**What is being asked:** Reproduce the records below exactly as they appear.

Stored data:
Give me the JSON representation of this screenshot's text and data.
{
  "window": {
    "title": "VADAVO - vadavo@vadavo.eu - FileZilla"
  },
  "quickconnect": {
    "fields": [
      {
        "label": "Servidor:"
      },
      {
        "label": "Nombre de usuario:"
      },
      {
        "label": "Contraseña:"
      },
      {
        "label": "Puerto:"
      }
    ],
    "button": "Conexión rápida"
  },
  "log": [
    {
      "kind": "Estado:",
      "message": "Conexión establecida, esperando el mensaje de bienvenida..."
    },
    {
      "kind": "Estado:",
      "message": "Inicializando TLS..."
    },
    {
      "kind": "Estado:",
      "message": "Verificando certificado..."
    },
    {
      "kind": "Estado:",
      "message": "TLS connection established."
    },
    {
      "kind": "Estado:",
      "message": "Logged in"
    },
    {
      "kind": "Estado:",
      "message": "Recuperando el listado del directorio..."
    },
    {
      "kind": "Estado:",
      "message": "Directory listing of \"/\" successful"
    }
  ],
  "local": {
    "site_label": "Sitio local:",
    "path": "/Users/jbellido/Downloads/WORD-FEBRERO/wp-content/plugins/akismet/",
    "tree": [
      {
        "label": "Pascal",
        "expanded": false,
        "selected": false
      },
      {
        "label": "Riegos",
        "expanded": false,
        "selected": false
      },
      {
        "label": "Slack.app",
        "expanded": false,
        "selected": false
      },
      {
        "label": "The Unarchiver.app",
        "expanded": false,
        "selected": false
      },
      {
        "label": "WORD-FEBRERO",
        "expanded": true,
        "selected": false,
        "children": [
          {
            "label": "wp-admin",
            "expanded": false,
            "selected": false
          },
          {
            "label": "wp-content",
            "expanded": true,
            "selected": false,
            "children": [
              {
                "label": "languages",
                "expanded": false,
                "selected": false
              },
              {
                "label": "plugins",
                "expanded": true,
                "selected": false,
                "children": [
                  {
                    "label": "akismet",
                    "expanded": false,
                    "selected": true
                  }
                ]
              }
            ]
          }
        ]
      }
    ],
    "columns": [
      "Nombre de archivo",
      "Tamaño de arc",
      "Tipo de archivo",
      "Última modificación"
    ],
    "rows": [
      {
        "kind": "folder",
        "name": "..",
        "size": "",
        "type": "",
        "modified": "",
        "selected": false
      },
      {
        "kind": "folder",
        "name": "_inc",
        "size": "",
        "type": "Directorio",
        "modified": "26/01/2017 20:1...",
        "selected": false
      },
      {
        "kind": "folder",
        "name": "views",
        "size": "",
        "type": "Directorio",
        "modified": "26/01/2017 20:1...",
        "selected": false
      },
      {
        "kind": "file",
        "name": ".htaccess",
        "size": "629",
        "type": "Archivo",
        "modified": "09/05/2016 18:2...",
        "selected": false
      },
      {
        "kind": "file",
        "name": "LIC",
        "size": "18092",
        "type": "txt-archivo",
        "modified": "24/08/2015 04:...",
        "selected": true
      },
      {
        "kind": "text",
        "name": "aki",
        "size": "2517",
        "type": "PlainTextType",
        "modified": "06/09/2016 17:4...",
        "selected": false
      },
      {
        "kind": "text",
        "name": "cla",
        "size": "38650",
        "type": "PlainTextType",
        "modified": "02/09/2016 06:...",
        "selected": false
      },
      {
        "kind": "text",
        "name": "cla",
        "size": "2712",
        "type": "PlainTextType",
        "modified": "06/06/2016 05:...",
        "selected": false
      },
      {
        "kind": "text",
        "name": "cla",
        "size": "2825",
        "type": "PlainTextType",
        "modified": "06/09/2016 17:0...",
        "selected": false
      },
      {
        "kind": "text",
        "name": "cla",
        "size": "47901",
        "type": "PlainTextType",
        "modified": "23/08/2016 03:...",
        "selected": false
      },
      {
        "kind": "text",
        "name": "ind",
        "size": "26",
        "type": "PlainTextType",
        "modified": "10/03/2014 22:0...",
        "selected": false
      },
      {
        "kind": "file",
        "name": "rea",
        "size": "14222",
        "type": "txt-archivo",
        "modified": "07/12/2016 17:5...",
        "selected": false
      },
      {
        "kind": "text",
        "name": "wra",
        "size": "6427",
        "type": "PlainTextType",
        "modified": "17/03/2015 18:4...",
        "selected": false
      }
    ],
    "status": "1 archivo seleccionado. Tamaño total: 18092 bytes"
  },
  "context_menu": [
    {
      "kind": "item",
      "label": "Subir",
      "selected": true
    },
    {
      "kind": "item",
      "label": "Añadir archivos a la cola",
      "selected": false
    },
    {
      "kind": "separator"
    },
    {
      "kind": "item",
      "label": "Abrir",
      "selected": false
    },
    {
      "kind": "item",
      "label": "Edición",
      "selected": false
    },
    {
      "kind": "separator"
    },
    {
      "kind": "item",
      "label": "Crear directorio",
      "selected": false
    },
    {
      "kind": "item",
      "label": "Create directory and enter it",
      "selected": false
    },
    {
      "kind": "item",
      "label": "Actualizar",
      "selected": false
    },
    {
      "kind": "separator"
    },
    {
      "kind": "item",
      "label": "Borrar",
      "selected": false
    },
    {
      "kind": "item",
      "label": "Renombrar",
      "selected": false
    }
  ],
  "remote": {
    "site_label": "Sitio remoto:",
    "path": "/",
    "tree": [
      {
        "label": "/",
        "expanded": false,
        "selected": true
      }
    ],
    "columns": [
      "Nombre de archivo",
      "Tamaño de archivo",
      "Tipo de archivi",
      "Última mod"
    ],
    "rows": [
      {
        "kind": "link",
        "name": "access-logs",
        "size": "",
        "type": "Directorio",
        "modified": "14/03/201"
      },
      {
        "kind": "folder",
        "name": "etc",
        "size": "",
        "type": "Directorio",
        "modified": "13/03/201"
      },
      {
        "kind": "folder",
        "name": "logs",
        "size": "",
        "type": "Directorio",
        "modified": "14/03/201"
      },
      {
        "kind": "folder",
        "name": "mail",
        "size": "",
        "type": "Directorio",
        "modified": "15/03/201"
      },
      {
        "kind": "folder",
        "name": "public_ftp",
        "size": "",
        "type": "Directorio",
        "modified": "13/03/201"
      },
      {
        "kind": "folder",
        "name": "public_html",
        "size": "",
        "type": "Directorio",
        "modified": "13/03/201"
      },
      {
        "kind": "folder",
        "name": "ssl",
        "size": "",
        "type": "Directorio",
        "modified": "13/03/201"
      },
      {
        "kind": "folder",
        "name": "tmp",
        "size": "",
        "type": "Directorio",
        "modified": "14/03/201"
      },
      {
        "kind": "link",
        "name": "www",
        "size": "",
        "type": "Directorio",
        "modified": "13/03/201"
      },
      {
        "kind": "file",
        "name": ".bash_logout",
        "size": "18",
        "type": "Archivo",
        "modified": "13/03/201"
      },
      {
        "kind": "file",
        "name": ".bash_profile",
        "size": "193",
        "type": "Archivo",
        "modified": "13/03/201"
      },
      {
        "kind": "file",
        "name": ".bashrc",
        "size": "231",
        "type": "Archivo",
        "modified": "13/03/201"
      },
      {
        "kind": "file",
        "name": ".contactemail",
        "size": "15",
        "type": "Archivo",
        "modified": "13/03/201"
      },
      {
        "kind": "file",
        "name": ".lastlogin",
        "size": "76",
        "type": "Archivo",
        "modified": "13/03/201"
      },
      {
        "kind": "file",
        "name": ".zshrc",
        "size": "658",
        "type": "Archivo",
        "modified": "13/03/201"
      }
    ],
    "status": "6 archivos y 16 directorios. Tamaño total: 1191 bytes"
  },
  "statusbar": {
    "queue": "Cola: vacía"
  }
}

**Final answer:**
Give me the JSON representation of this screenshot's text and data.
{
  "window": {
    "title": "VADAVO - vadavo@vadavo.eu - FileZilla"
  },
  "quickconnect": {
    "fields": [
      {
        "label": "Servidor:"
      },
      {
        "label": "Nombre de usuario:"
      },
      {
        "label": "Contraseña:"
      },
      {
        "label": "Puerto:"
      }
    ],
    "button": "Conexión rápida"
  },
  "log": [
    {
      "kind": "Estado:",
      "message": "Conexión establecida, esperando el mensaje de bienvenida..."
    },
    {
      "kind": "Estado:",
      "message": "Inicializando TLS..."
    },
    {
      "kind": "Estado:",
      "message": "Verificando certificado..."
    },
    {
      "kind": "Estado:",
      "message": "TLS connection established."
    },
    {
      "kind": "Estado:",
      "message": "Logged in"
    },
    {
      "kind": "Estado:",
      "message": "Recuperando el listado del directorio..."
    },
    {
      "kind": "Estado:",
      "message": "Directory listing of \"/\" successful"
    }
  ],
  "local": {
    "site_label": "Sitio local:",
    "path": "/Users/jbellido/Downloads/WORD-FEBRERO/wp-content/plugins/akismet/",
    "tree": [
      {
        "label": "Pascal",
        "expanded": false,
        "selected": false
      },
      {
        "label": "Riegos",
        "expanded": false,
        "selected": false
      },
      {
        "label": "Slack.app",
        "expanded": false,
        "selected": false
      },
      {
        "label": "The Unarchiver.app",
        "expanded": false,
        "selected": false
      },
      {
        "label": "WORD-FEBRERO",
        "expanded": true,
        "selected": false,
        "children": [
          {
            "label": "wp-admin",
            "expanded": false,
            "selected": false
          },
          {
            "label": "wp-content",
            "expanded": true,
            "selected": false,
            "children": [
              {
                "label": "languages",
                "expanded": false,
                "selected": false
              },
              {
                "label": "plugins",
                "expanded": true,
                "selected": false,
                "children": [
                  {
                    "label": "akismet",
                    "expanded": false,
                    "selected": true
                  }
                ]
              }
            ]
          }
        ]
      }
    ],
    "columns": [
      "Nombre de archivo",
      "Tamaño de arc",
      "Tipo de archivo",
      "Última modificación"
    ],
    "rows": [
      {
        "kind": "folder",
        "name": "..",
        "size": "",
        "type": "",
        "modified": "",
        "selected": false
      },
      {
        "kind": "folder",
        "name": "_inc",
        "size": "",
        "type": "Directorio",
        "modified": "26/01/2017 20:1...",
        "selected": false
      },
      {
        "kind": "folder",
        "name": "views",
        "size": "",
        "type": "Directorio",
        "modified": "26/01/2017 20:1...",
        "selected": false
      },
      {
        "kind": "file",
        "name": ".htaccess",
        "size": "629",
        "type": "Archivo",
        "modified": "09/05/2016 18:2...",
        "selected": false
      },
      {
        "kind": "file",
        "name": "LIC",
        "size": "18092",
        "type": "txt-archivo",
        "modified": "24/08/2015 04:...",
        "selected": true
      },
      {
        "kind": "text",
        "name": "aki",
        "size": "2517",
        "type": "PlainTextType",
        "modified": "06/09/2016 17:4...",
        "selected": false
      },
      {
        "kind": "text",
        "name": "cla",
        "size": "38650",
        "type": "PlainTextType",
        "modified": "02/09/2016 06:...",
        "selected": false
      },
      {
        "kind": "text",
        "name": "cla",
        "size": "2712",
        "type": "PlainTextType",
        "modified": "06/06/2016 05:...",
        "selected": false
      },
      {
        "kind": "text",
        "name": "cla",
        "size": "2825",
        "type": "PlainTextType",
        "modified": "06/09/2016 17:0...",
        "selected": false
      },
      {
        "kind": "text",
        "name": "cla",
        "size": "47901",
        "type": "PlainTextType",
        "modified": "23/08/2016 03:...",
        "selected": false
      },
      {
        "kind": "text",
        "name": "ind",
        "size": "26",
        "type": "PlainTextType",
        "modified": "10/03/2014 22:0...",
        "selected": false
      },
      {
        "kind": "file",
        "name": "rea",
        "size": "14222",
        "type": "txt-archivo",
        "modified": "07/12/2016 17:5...",
        "selected": false
      },
      {
        "kind": "text",
        "name": "wra",
        "size": "6427",
        "type": "PlainTextType",
        "modified": "17/03/2015 18:4...",
        "selected": false
      }
    ],
    "status": "1 archivo seleccionado. Tamaño total: 18092 bytes"
  },
  "context_menu": [
    {
      "kind": "item",
      "label": "Subir",
      "selected": true
    },
    {
      "kind": "item",
      "label": "Añadir archivos a la cola",
      "selected": false
    },
    {
      "kind": "separator"
    },
    {
      "kind": "item",
      "label": "Abrir",
      "selected": false
    },
    {
      "kind": "item",
      "label": "Edición",
      "selected": false
    },
    {
      "kind": "separator"
    },
    {
      "kind": "item",
      "label": "Crear directorio",
      "selected": false
    },
    {
      "kind": "item",
      "label": "Create directory and enter it",
      "selected": false
    },
    {
      "kind": "item",
      "label": "Actualizar",
      "selected": false
    },
    {
      "kind": "separator"
    },
    {
      "kind": "item",
      "label": "Borrar",
      "selected": false
    },
    {
      "kind": "item",
      "label": "Renombrar",
      "selected": false
    }
  ],
  "remote": {
    "site_label": "Sitio remoto:",
    "path": "/",
    "tree": [
      {
        "label": "/",
        "expanded": false,
        "selected": true
      }
    ],
    "columns": [
      "Nombre de archivo",
      "Tamaño de archivo",
      "Tipo de archivi",
      "Última mod"
    ],
    "rows": [
      {
        "kind": "link",
        "name": "access-logs",
        "size": "",
        "type": "Directorio",
        "modified": "14/03/201"
      },
      {
        "kind": "folder",
        "name": "etc",
        "size": "",
        "type": "Directorio",
        "modified": "13/03/201"
      },
      {
        "kind": "folder",
        "name": "logs",
        "size": "",
        "type": "Directorio",
        "modified": "14/03/201"
      },
      {
        "kind": "folder",
        "name": "mail",
        "size": "",
        "type": "Directorio",
        "modified": "15/03/201"
      },
      {
        "kind": "folder",
        "name": "public_ftp",
        "size": "",
        "type": "Directorio",
        "modified": "13/03/201"
      },
      {
        "kind": "folder",
        "name": "public_html",
        "size": "",
        "type": "Directorio",
        "modified": "13/03/201"
      },
      {
        "kind": "folder",
        "name": "ssl",
        "size": "",
        "type": "Directorio",
        "modified": "13/03/201"
      },
      {
        "kind": "folder",
        "name": "tmp",
        "size": "",
        "type": "Directorio",
        "modified": "14/03/201"
      },
      {
        "kind": "link",
        "name": "www",
        "size": "",
        "type": "Directorio",
        "modified": "13/03/201"
      },
      {
        "kind": "file",
        "name": ".bash_logout",
        "size": "18",
        "type": "Archivo",
        "modified": "13/03/201"
      },
      {
        "kind": "file",
        "name": ".bash_profile",
        "size": "193",
        "type": "Archivo",
        "modified": "13/03/201"
      },
      {
        "kind": "file",
        "name": ".bashrc",
        "size": "231",
        "type": "Archivo",
        "modified": "13/03/201"
      },
      {
        "kind": "file",
        "name": ".contactemail",
        "size": "15",
        "type": "Archivo",
        "modified": "13/03/201"
      },
      {
        "kind": "file",
        "name": ".lastlogin",
        "size": "76",
        "type": "Archivo",
        "modified": "13/03/201"
      },
      {
        "kind": "file",
        "name": ".zshrc",
        "size": "658",
        "type": "Archivo",
        "modified": "13/03/201"
      }
    ],
    "status": "6 archivos y 16 directorios. Tamaño total: 1191 bytes"
  },
  "statusbar": {
    "queue": "Cola: vacía"
  }
}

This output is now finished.